━━━━━ GIVEN TEXT
There were significant violence group differences in prevalence of institutionalization at every age during emerging adulthood. As predicted, persisters (74.3 percent) and late-onset offenders (87.5 percent) reported the highest overall prevalence rates for institutionalization during emerging adulthood, compared to the desister (63.4 percent), one-timer (51.1 percent), and nonviolent (21.3 percent) groups (for greater details, see also Supporting Material S.4). There were also significant differences among groups for marijuana use at all ages. The overall mean frequency of use from ages 18 to 24 was higher for the late-onsetters (92.3), one-timers (89.0), and persisters (82.5) than the desisters (66.2) and especially the nonviolent group (37.3). Prevalence of hard drug use during ages 18 to 24 did not differ significantly across groups for four of the seven years. Nevertheless, overall prevalence between ages 18 and 24 differed significantly with all violence groups (range from 26.8 percent to 37.8 percent) reporting higher prevalence than the nonviolent group (19.2 percent; see S.4 also for details on drug use differences across the five groups).

To assess whether institutionalization and drug use accounted for reductions in drinking for persisters and late-onset offenders, we repeated the piecewise growth curve analysis (age 24/25 as intercept) that additionally included institutionalization, marijuana use, and drug use between ages 18 and 24 as time-varying covariates of annual drinking variables. (Note that correlations among these three covariates were low; for example, marijuana use and any other drug use were moderately correlated, ranging from .20 to .36 across age.) This analysis was conducted only for the oldest cohort (see Analyses section) and the model fit was acceptable (χ2 = 668.04, df = 372, RMSEA = .04, CFI = .90). Results showed that being institutionalized was consistently related to lower alcohol use from ages 20 through 24/25. In contrast, marijuana use was consistently associated with greater alcohol use from ages 18 through 24/25. Hard drug use was unrelated to alcohol use at any age (see Supporting Materials S.5 and S.6).

After taking these time-varying covariates into account, for the most part, the violence group differences in growth parameters during emerging adulthood did not change. The nonviolent group still showed a statistically higher rate of growth in alcohol use between ages 18 and 21 and between ages 21 and 24/25, compared to the persisters, although drinking levels between the two groups did not differ at ages 24/25 (see Supporting Material S.6). Furthermore, the one-timers no longer experienced a significantly greater rate of growth than the persisters between ages 18 and 21. The desisters, compared to the persisters and late-onsetters, reported significantly higher levels of alcohol use at age 24/25. As a result of adding these time-varying covariates to the model, as well as analyzing a subset sample for this analysis (i.e., only the oldest cohort), there were also a few changes in group differences during adolescence. However, given that the main purpose of this analysis was to examined whether time not at risk (i.e., institutionalization) and drug use during emerging adulthood influenced the group differences in drinking during emerging adulthood, these findings are not discussed (for greater details see S.6).
━━━━━━━━━━
━━━━━ LISTING
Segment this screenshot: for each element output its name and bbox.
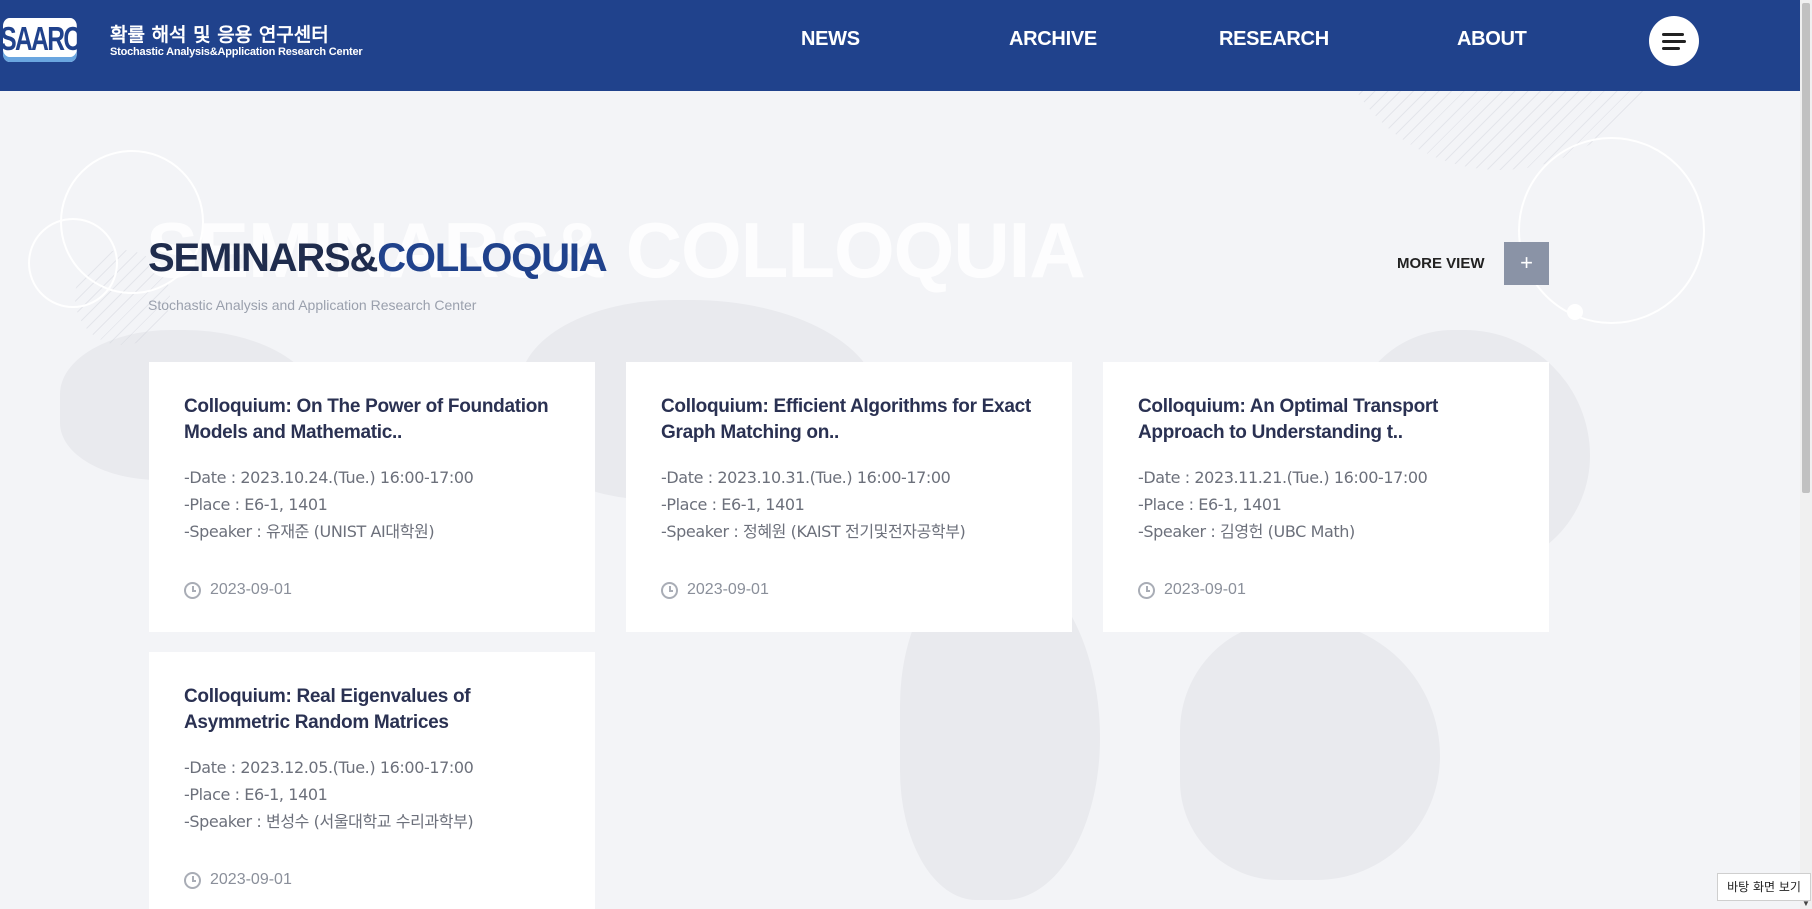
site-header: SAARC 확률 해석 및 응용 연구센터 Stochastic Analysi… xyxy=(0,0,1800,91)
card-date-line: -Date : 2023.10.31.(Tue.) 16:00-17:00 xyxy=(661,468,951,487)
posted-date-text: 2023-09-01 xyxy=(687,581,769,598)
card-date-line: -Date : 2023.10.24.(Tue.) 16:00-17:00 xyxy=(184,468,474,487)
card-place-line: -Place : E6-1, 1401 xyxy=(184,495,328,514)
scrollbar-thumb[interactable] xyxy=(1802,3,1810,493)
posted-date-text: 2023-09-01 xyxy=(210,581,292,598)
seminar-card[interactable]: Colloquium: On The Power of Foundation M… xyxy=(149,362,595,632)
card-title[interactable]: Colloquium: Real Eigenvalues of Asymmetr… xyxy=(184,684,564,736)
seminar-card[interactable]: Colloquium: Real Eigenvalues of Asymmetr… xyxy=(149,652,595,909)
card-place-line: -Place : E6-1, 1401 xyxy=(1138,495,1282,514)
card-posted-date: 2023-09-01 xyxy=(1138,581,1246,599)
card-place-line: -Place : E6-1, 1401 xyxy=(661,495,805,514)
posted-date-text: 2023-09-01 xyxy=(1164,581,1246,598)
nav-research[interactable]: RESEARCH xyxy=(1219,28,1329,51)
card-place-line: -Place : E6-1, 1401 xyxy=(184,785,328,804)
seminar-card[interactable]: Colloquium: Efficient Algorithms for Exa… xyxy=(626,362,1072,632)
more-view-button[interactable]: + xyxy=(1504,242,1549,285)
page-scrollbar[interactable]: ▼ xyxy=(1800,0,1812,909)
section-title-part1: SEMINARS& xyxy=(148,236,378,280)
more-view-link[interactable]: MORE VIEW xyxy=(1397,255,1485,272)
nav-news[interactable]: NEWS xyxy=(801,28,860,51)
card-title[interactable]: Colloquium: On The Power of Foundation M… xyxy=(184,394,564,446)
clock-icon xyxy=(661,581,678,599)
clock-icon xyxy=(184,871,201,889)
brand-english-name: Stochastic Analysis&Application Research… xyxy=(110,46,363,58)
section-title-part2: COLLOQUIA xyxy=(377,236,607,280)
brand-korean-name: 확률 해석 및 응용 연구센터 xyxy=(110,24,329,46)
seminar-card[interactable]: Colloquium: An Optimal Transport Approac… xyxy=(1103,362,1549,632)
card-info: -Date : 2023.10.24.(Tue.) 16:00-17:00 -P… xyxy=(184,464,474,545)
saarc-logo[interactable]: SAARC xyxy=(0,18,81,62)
━━━━━━━━━━
*CHALLENGE:* In the passage on violence groups and drinking, what overall prevalence of institutionalization during emerging adulthood did the nonviolent group report?

*FULL ANSWER:* 21.3 percent